==== Text provided ====
What is possible and why? What is the difference between the merely possible and the actual? In Kants Modal Metaphysics Nicholas Stang examines Kants lifelong engagement with these questions and their role in his philosophical development. This is the first book to trace Kants theory of possibility all theway from the so-called pre-Critical writings of the 1750s and 1760s to the Critical system of philosophy inaugurated by the Critique of Pure
Reason in 1781. Stang argues that the key to understanding both the change and the continuity between Kants pre-Critical and Critical theory of possibility is his transformation of the ontological question about possibility-what is it for a being to be possible?-into a question in transcendental philosophy-what is it to
represent an object as possible? The first half of Kants Modal Metaphysics explores Kants pre-Critical theory of possibility, including his answer to the ontological question about the nature of possibility, his rejection of the traditional ontological argument for the existence of God, and his own argument that God must exist to ground all possibility. The second half examines why Kant reoriented his theory of possibility around the transcendental question, what this question means,
and how Kant answered it in the Critical philosophy. Stang shows that, despite this reorientation, Kants basic scheme for thinking about possibility remains constant from the pre-Critical period through the Critical system. What had been an ontological theory of possible being is reinterpreted, in the
Critical system, as a theory of how we must represent possible objects, given the nature of our intellect.
==== Source data ====
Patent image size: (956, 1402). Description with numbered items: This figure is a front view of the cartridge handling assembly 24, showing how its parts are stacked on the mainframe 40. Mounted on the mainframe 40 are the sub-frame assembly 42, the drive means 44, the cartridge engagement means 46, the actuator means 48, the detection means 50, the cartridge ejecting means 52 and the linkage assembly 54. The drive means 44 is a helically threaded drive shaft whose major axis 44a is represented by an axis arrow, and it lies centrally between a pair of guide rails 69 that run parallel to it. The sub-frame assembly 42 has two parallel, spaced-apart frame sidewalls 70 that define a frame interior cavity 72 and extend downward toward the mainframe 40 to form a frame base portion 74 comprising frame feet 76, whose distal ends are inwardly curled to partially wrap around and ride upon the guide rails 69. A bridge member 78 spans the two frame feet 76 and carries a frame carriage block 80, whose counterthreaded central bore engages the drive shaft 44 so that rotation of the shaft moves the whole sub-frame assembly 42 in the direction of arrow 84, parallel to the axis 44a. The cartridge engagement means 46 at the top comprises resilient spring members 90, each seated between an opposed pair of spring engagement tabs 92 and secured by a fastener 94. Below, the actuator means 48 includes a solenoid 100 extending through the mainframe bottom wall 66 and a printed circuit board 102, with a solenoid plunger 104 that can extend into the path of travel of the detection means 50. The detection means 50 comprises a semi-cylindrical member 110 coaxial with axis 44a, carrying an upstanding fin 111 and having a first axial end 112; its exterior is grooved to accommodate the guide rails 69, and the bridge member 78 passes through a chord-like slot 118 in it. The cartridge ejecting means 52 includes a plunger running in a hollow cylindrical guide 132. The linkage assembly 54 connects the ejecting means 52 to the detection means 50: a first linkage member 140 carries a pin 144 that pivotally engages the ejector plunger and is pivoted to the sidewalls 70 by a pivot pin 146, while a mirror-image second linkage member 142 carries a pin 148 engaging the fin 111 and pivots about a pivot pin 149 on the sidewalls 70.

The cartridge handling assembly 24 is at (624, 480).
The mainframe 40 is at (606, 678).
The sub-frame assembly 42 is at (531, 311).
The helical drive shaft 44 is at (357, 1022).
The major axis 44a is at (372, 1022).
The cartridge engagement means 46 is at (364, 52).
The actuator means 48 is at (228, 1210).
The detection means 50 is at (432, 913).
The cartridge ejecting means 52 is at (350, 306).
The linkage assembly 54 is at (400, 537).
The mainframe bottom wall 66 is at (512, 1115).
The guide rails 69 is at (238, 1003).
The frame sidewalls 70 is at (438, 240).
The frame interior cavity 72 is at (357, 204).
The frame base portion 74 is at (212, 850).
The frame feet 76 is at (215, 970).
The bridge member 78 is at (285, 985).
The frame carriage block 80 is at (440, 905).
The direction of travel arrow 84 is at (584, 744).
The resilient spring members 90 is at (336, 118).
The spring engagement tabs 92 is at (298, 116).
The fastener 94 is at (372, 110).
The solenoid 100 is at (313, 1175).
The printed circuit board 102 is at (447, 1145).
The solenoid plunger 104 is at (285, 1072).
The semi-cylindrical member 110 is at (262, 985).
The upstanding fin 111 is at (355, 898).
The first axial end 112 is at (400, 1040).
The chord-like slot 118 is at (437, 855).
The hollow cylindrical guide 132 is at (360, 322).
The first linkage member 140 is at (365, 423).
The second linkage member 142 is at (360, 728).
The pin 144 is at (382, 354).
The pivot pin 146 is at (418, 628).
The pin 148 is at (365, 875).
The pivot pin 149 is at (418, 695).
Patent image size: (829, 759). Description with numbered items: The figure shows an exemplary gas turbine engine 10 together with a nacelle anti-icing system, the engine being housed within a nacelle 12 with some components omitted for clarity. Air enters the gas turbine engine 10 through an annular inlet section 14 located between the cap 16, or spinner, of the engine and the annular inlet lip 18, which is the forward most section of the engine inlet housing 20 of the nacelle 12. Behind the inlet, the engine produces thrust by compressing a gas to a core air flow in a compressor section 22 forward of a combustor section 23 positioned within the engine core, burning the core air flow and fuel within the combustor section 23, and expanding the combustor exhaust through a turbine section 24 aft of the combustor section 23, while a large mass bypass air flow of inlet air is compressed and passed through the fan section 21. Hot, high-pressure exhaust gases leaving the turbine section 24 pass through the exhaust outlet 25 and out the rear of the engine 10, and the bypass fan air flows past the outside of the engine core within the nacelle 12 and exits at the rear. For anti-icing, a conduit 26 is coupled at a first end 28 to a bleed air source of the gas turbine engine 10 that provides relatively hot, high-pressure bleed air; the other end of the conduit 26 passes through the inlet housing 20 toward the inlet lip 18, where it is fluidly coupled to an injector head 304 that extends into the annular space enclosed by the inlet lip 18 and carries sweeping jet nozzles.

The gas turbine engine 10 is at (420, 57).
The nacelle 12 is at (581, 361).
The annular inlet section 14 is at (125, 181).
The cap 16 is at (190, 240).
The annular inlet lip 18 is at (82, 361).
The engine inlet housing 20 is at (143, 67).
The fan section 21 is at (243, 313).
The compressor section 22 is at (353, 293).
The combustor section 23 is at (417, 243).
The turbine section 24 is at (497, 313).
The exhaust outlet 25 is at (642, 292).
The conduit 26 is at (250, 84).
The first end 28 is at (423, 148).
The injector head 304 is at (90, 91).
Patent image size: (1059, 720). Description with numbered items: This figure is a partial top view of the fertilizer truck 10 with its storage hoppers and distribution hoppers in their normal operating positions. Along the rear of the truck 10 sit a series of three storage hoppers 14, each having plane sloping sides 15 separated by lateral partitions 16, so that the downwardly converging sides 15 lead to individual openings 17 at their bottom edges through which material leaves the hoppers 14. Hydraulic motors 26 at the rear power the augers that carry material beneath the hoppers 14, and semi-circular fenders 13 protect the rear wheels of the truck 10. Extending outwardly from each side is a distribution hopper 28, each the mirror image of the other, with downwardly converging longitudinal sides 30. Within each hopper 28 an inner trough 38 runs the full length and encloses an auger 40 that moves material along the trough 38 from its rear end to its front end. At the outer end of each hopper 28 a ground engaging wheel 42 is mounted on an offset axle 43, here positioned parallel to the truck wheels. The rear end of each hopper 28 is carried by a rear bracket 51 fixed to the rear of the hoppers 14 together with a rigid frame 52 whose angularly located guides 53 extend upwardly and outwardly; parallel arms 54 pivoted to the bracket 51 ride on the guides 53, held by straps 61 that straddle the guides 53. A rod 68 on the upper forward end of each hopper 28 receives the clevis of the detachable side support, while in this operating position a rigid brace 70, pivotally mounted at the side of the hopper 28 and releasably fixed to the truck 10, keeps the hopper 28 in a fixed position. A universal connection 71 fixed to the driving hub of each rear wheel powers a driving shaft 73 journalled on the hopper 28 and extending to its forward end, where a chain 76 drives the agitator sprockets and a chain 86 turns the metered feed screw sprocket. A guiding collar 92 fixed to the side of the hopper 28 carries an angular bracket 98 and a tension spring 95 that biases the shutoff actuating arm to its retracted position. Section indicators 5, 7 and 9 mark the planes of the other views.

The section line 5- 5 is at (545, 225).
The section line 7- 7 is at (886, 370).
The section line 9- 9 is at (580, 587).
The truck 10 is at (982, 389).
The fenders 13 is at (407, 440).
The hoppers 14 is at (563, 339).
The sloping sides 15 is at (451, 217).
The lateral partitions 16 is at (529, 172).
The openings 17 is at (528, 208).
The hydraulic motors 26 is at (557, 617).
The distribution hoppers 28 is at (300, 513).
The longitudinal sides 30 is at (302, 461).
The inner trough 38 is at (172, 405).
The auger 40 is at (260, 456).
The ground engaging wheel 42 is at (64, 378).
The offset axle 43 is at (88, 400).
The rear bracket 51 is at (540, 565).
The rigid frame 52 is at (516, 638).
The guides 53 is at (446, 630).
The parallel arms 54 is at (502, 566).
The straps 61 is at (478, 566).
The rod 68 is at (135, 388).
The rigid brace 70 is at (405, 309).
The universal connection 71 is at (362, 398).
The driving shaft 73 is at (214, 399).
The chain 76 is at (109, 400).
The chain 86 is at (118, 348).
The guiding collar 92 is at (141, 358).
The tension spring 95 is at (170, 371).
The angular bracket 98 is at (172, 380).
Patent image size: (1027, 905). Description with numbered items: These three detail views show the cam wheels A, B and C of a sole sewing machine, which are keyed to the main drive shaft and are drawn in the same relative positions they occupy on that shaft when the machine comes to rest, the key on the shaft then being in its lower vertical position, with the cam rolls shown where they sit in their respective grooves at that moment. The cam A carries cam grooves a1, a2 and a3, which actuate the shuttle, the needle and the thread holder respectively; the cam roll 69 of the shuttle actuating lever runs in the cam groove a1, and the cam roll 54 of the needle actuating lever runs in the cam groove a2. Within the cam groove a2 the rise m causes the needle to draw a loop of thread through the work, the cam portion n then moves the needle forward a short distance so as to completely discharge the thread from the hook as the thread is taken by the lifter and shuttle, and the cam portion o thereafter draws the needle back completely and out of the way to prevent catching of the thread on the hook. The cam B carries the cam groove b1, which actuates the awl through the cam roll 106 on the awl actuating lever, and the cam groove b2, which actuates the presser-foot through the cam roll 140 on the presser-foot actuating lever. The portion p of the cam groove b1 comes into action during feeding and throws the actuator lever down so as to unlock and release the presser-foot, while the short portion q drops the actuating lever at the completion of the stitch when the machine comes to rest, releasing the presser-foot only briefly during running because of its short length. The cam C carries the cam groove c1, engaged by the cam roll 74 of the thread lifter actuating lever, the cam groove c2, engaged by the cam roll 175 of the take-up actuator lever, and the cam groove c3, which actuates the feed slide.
====
### Task statement
Translate this sentence from the book description into Spanish: "What is the difference between the merely possible and the actual?" The rows come from a separate source, not from the book description.

### Answer to this exercise
¿Cuál es la diferencia entre lo meramente posible y lo real?